## [To do]
Your answer should be a single number: the count of lines in the material below that hold "message".

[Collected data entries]
******

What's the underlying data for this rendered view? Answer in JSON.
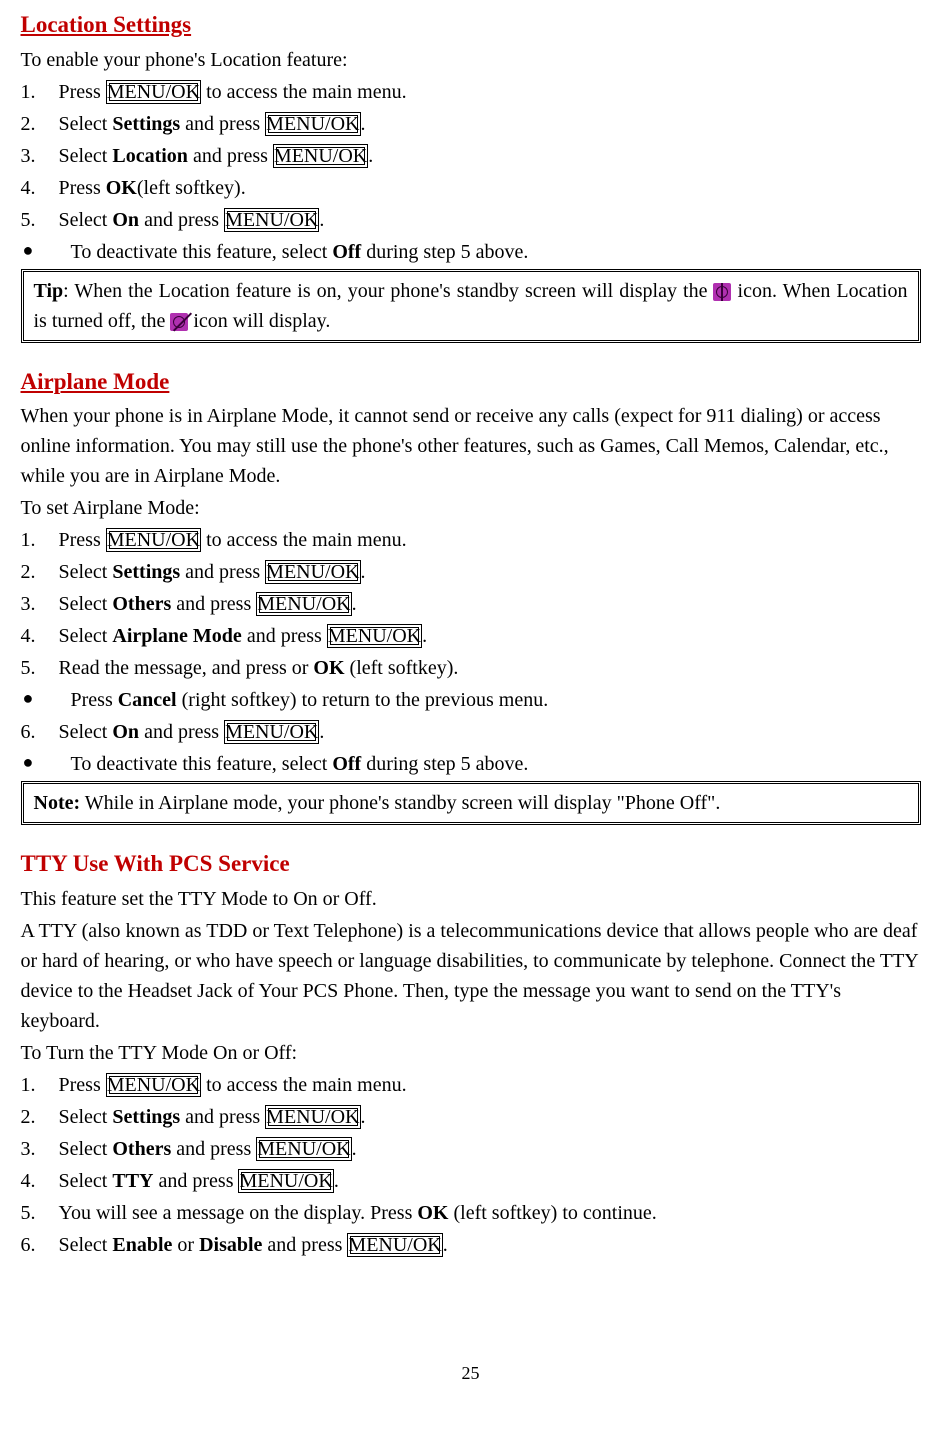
{
  "page_number": "25",
  "location": {
    "title": "Location Settings",
    "intro": "To enable your phone's Location feature:",
    "steps": {
      "1_pre": "Press ",
      "1_box": "MENU/OK",
      "1_post": " to access the main menu.",
      "2_pre": "Select ",
      "2_bold": "Settings",
      "2_mid": " and press ",
      "2_box": "MENU/OK",
      "2_post": ".",
      "3_pre": "Select ",
      "3_bold": "Location",
      "3_mid": " and press ",
      "3_box": "MENU/OK",
      "3_post": ".",
      "4_pre": "Press ",
      "4_bold": "OK",
      "4_post": "(left softkey).",
      "5_pre": "Select ",
      "5_bold": "On",
      "5_mid": " and press ",
      "5_box": "MENU/OK",
      "5_post": "."
    },
    "bullet_pre": "To deactivate this feature, select ",
    "bullet_bold": "Off",
    "bullet_post": " during step 5 above.",
    "tip_label": "Tip",
    "tip_1": ": When the Location feature is on, your phone's standby screen will display the ",
    "tip_2": " icon. When Location is turned off, the ",
    "tip_3": " icon will display."
  },
  "airplane": {
    "title": "Airplane Mode",
    "para": "When your phone is in Airplane Mode, it cannot send or receive any calls (expect for 911 dialing) or access online information. You may still use the phone's other features, such as Games, Call Memos, Calendar, etc., while you are in Airplane Mode.",
    "intro": "To set Airplane Mode:",
    "steps": {
      "1_pre": "Press ",
      "1_box": "MENU/OK",
      "1_post": " to access the main menu.",
      "2_pre": "Select ",
      "2_bold": "Settings",
      "2_mid": " and press ",
      "2_box": "MENU/OK",
      "2_post": ".",
      "3_pre": "Select ",
      "3_bold": "Others",
      "3_mid": " and press ",
      "3_box": "MENU/OK",
      "3_post": ".",
      "4_pre": "Select ",
      "4_bold": "Airplane Mode",
      "4_mid": " and press ",
      "4_box": "MENU/OK",
      "4_post": ".",
      "5_pre": "Read the message, and press or ",
      "5_bold": "OK",
      "5_post": " (left softkey).",
      "6_pre": "Select ",
      "6_bold": "On",
      "6_mid": " and press ",
      "6_box": "MENU/OK",
      "6_post": "."
    },
    "bullet1_pre": "Press ",
    "bullet1_bold": "Cancel",
    "bullet1_post": " (right softkey) to return to the previous menu.",
    "bullet2_pre": "To deactivate this feature, select ",
    "bullet2_bold": "Off",
    "bullet2_post": " during step 5 above.",
    "note_label": "Note:",
    "note_text": " While in Airplane mode, your phone's standby screen will display \"Phone Off\"."
  },
  "tty": {
    "title": "TTY Use With PCS Service",
    "para1": "This feature set the TTY Mode to On or Off.",
    "para2": "A TTY (also known as TDD or Text Telephone) is a telecommunications device that allows people who are deaf or hard of hearing, or who have speech or language disabilities, to communicate by telephone. Connect the TTY device to the Headset Jack of Your PCS Phone. Then, type the message you want to send on the TTY's keyboard.",
    "intro": "To Turn the TTY Mode On or Off:",
    "steps": {
      "1_pre": "Press ",
      "1_box": "MENU/OK",
      "1_post": " to access the main menu.",
      "2_pre": "Select ",
      "2_bold": "Settings",
      "2_mid": " and press ",
      "2_box": "MENU/OK",
      "2_post": ".",
      "3_pre": "Select ",
      "3_bold": "Others",
      "3_mid": " and press ",
      "3_box": "MENU/OK",
      "3_post": ".",
      "4_pre": "Select ",
      "4_bold": "TTY",
      "4_mid": " and press ",
      "4_box": "MENU/OK",
      "4_post": ".",
      "5_pre": "You will see a message on the display. Press ",
      "5_bold": "OK",
      "5_post": " (left softkey) to continue.",
      "6_pre": "Select ",
      "6_bold1": "Enable",
      "6_mid1": " or ",
      "6_bold2": "Disable",
      "6_mid2": " and press ",
      "6_box": "MENU/OK",
      "6_post": "."
    }
  }
}
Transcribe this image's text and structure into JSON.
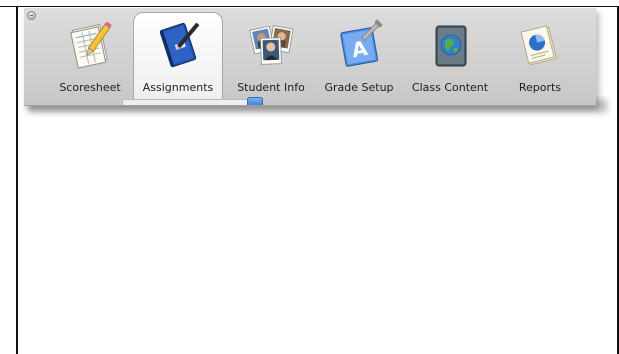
{
  "toolbar": {
    "tabs": [
      {
        "label": "Scoresheet",
        "icon": "scoresheet-icon",
        "selected": false
      },
      {
        "label": "Assignments",
        "icon": "assignments-notebook-icon",
        "selected": true
      },
      {
        "label": "Student Info",
        "icon": "student-photos-icon",
        "selected": false
      },
      {
        "label": "Grade Setup",
        "icon": "grade-setup-icon",
        "selected": false
      },
      {
        "label": "Class Content",
        "icon": "class-content-globe-icon",
        "selected": false
      },
      {
        "label": "Reports",
        "icon": "reports-chart-icon",
        "selected": false
      }
    ]
  },
  "colors": {
    "toolbar_bg": "#d0d0d0",
    "selected_tab_bg": "#f7f7f7",
    "accent_blue": "#3b83db"
  }
}
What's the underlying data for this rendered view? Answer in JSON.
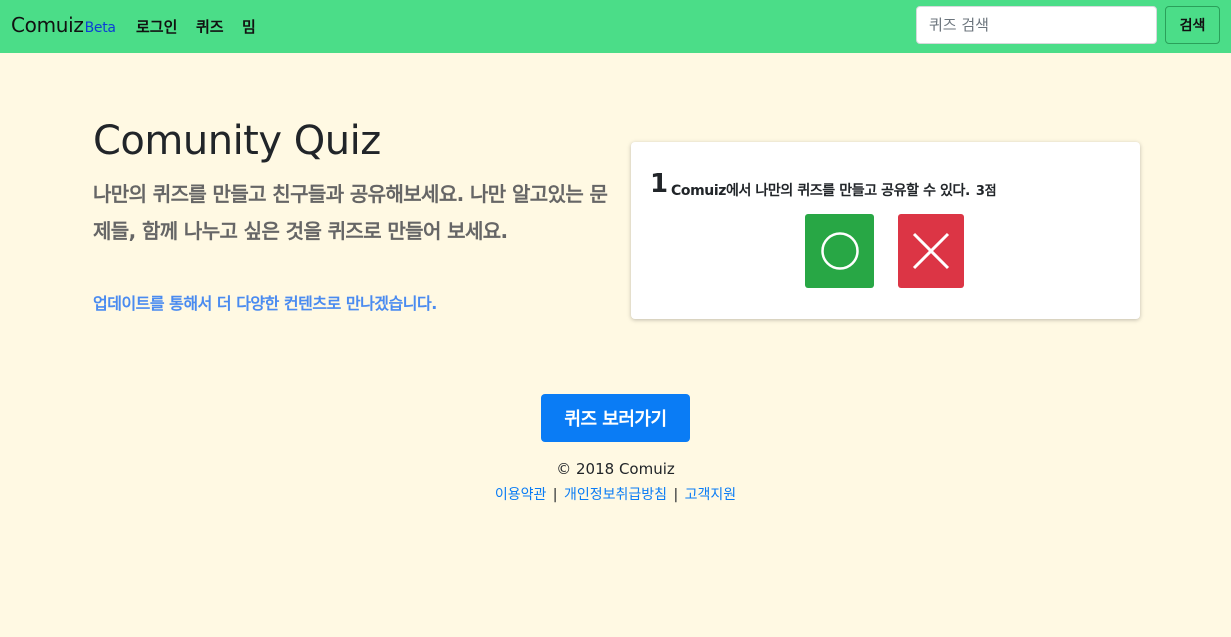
{
  "navbar": {
    "brand": "Comuiz",
    "brand_badge": "Beta",
    "links": [
      "로그인",
      "퀴즈",
      "밈"
    ],
    "search_placeholder": "퀴즈 검색",
    "search_value": "",
    "search_button": "검색",
    "background_color": "#4bdd88"
  },
  "hero": {
    "title": "Comunity Quiz",
    "lead": "나만의 퀴즈를 만들고 친구들과 공유해보세요. 나만 알고있는 문제들, 함께 나누고 싶은 것을 퀴즈로 만들어 보세요.",
    "update_note": "업데이트를 통해서 더 다양한 컨텐츠로 만나겠습니다."
  },
  "quiz_card": {
    "number": "1",
    "question": "Comuiz에서 나만의 퀴즈를 만들고 공유할 수 있다.",
    "points": "3점",
    "true_icon": "circle-icon",
    "false_icon": "x-icon",
    "true_color": "#28a745",
    "false_color": "#dc3545"
  },
  "cta": {
    "label": "퀴즈 보러가기",
    "color": "#0a7cf5"
  },
  "footer": {
    "copyright": "© 2018 Comuiz",
    "links": [
      "이용약관",
      "개인정보취급방침",
      "고객지원"
    ],
    "separator": "|"
  },
  "page_background": "#fff9e3"
}
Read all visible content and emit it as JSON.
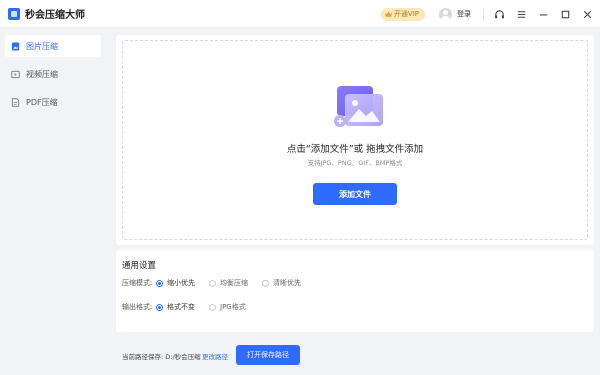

******

## [Task solution]
3